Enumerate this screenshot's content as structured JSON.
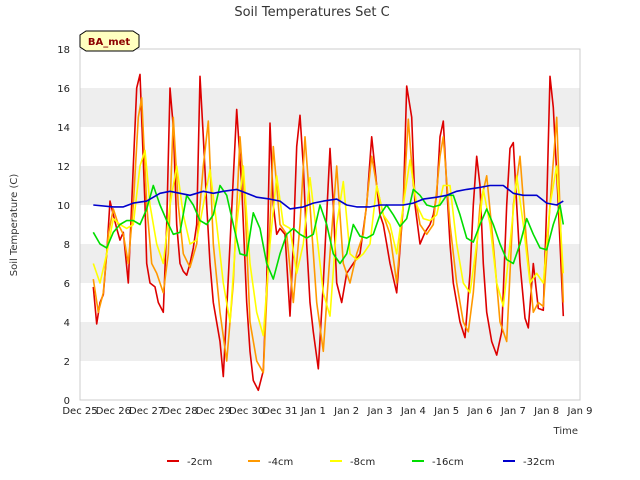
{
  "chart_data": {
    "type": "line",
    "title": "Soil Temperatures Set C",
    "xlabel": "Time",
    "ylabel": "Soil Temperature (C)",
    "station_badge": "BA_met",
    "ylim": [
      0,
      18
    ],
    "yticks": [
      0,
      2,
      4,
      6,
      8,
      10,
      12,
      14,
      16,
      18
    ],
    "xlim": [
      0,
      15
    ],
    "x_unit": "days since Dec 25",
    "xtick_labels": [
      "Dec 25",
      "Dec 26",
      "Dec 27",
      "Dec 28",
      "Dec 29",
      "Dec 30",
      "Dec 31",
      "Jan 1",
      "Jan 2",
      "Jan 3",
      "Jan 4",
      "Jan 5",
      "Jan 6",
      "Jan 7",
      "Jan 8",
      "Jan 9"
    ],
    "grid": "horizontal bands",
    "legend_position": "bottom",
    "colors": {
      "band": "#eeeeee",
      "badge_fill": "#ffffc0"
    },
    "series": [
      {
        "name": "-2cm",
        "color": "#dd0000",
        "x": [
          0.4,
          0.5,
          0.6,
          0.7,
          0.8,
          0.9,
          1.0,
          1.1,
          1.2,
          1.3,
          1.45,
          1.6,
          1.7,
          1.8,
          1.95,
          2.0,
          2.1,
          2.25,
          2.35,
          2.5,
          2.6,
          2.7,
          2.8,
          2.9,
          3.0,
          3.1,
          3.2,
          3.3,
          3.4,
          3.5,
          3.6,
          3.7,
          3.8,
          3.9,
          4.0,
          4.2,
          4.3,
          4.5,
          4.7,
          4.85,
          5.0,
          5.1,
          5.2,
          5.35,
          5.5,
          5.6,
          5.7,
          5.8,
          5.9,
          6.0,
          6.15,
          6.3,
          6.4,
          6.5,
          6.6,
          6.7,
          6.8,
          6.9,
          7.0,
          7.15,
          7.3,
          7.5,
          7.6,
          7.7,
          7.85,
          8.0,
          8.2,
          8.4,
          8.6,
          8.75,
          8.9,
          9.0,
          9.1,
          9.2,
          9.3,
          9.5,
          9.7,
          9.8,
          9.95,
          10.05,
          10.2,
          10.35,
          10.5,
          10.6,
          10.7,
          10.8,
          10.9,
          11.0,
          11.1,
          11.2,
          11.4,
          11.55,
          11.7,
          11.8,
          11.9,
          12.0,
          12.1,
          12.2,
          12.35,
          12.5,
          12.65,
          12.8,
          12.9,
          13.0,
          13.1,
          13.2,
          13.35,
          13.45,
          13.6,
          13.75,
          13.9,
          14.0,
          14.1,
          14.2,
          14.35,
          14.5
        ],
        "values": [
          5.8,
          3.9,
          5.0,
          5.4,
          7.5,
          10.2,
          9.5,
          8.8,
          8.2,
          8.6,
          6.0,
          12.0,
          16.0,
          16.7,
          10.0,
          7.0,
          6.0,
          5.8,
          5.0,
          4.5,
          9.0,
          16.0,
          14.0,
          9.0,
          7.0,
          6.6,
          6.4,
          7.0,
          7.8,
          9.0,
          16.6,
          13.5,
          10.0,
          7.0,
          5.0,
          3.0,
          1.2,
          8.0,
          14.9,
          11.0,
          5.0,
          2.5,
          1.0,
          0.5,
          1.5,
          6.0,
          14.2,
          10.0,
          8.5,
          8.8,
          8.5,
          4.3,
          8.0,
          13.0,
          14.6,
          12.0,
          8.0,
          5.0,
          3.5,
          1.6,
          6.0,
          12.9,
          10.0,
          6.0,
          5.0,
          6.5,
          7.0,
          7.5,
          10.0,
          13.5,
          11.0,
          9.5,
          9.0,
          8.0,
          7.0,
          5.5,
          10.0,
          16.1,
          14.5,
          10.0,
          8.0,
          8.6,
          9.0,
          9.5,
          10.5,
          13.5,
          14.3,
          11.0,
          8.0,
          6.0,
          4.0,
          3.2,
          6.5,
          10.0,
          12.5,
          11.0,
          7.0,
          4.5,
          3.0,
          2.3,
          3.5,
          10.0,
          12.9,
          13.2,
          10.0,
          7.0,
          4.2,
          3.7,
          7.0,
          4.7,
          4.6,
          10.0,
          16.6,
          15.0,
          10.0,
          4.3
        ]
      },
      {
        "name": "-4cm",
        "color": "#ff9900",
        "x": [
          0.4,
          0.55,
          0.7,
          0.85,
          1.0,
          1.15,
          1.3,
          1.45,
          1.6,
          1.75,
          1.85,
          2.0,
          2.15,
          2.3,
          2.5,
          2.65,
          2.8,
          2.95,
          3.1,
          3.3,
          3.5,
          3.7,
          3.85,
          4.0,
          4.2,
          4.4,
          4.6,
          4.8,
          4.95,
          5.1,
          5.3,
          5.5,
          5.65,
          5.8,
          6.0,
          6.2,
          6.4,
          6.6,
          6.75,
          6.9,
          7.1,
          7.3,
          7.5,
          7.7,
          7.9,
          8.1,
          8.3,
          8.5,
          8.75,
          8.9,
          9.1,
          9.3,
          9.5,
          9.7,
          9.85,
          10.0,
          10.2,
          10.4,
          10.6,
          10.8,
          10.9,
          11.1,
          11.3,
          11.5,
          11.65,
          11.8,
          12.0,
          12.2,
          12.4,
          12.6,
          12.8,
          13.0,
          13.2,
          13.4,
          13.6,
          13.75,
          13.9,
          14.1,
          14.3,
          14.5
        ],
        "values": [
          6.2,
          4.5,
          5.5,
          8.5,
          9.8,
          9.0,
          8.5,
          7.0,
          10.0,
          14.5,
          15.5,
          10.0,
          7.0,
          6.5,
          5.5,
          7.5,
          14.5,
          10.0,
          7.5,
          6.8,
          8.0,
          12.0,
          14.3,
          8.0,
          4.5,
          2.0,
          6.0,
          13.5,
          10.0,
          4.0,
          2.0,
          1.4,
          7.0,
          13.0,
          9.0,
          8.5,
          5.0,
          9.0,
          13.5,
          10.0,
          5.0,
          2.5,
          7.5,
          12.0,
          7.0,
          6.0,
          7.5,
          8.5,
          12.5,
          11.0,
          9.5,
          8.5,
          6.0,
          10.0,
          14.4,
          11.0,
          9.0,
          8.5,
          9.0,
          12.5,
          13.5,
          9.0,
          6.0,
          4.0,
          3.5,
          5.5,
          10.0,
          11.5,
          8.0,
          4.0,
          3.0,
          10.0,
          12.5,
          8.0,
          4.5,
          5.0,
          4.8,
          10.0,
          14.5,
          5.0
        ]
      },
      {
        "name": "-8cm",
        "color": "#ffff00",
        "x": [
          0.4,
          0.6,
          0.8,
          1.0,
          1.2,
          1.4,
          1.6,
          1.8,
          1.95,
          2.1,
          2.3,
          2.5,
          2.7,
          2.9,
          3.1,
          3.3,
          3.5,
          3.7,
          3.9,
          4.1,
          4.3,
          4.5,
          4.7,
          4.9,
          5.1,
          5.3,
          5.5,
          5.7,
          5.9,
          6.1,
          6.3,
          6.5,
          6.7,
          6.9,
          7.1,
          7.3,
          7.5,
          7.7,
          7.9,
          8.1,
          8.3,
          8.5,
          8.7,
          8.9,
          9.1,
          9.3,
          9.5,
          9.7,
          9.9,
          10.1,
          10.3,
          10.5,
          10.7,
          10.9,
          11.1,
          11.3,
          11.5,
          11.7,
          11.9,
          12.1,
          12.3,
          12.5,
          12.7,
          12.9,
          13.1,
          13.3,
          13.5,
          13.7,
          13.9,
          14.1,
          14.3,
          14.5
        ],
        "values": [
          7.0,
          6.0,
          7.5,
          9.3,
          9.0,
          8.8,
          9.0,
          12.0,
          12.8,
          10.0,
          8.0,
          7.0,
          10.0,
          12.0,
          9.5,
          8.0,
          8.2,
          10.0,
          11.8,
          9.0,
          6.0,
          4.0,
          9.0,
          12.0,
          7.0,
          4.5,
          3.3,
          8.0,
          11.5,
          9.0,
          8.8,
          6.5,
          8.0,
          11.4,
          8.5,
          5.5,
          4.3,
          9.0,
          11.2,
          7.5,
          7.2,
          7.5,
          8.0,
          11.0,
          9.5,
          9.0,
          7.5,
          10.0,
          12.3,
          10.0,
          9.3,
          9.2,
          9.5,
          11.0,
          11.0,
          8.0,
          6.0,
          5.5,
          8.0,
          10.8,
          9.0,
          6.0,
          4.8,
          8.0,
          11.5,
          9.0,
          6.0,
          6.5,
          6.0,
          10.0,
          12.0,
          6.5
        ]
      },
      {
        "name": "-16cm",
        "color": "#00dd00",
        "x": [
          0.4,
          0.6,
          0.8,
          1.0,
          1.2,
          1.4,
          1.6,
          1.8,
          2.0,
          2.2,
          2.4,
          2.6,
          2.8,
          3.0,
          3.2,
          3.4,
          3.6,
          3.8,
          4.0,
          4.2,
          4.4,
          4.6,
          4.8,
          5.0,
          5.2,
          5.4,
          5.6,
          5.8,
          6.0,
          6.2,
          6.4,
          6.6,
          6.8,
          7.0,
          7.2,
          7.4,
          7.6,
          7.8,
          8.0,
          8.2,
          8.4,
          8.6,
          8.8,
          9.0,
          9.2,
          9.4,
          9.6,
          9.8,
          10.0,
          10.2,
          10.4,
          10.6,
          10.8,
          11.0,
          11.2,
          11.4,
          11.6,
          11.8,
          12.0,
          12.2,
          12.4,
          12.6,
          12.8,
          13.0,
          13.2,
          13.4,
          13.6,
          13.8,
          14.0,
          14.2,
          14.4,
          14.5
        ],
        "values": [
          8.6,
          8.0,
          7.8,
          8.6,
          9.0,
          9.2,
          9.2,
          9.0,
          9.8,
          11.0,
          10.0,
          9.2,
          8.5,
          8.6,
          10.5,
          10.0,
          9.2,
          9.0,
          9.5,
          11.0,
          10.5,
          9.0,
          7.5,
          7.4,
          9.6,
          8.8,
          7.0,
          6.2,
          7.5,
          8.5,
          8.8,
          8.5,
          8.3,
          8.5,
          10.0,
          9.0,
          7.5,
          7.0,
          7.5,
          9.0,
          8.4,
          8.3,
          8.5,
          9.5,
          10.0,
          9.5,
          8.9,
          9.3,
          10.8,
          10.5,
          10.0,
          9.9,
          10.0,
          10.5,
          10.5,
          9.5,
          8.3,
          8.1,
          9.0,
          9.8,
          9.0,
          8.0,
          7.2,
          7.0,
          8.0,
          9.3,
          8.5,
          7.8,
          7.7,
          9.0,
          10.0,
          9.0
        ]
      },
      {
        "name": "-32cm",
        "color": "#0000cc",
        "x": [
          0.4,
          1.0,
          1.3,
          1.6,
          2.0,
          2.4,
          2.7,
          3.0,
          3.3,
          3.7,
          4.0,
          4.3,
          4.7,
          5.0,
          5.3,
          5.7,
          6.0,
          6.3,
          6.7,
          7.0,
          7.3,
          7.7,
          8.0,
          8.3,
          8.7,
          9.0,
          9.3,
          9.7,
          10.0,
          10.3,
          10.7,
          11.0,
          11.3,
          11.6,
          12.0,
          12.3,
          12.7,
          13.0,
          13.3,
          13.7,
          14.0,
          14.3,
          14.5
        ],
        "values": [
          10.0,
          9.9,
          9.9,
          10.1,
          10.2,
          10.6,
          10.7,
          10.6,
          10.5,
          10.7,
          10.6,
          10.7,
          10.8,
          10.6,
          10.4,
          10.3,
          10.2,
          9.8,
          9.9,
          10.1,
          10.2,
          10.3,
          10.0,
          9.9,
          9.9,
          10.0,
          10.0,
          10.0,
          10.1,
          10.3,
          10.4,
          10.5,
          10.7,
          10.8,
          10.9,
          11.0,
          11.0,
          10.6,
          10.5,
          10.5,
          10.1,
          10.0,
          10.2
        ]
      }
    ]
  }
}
----
Task objective: Count the lines of the listing above that include the word "Soil" and state the total with nothing else.

Written response: 2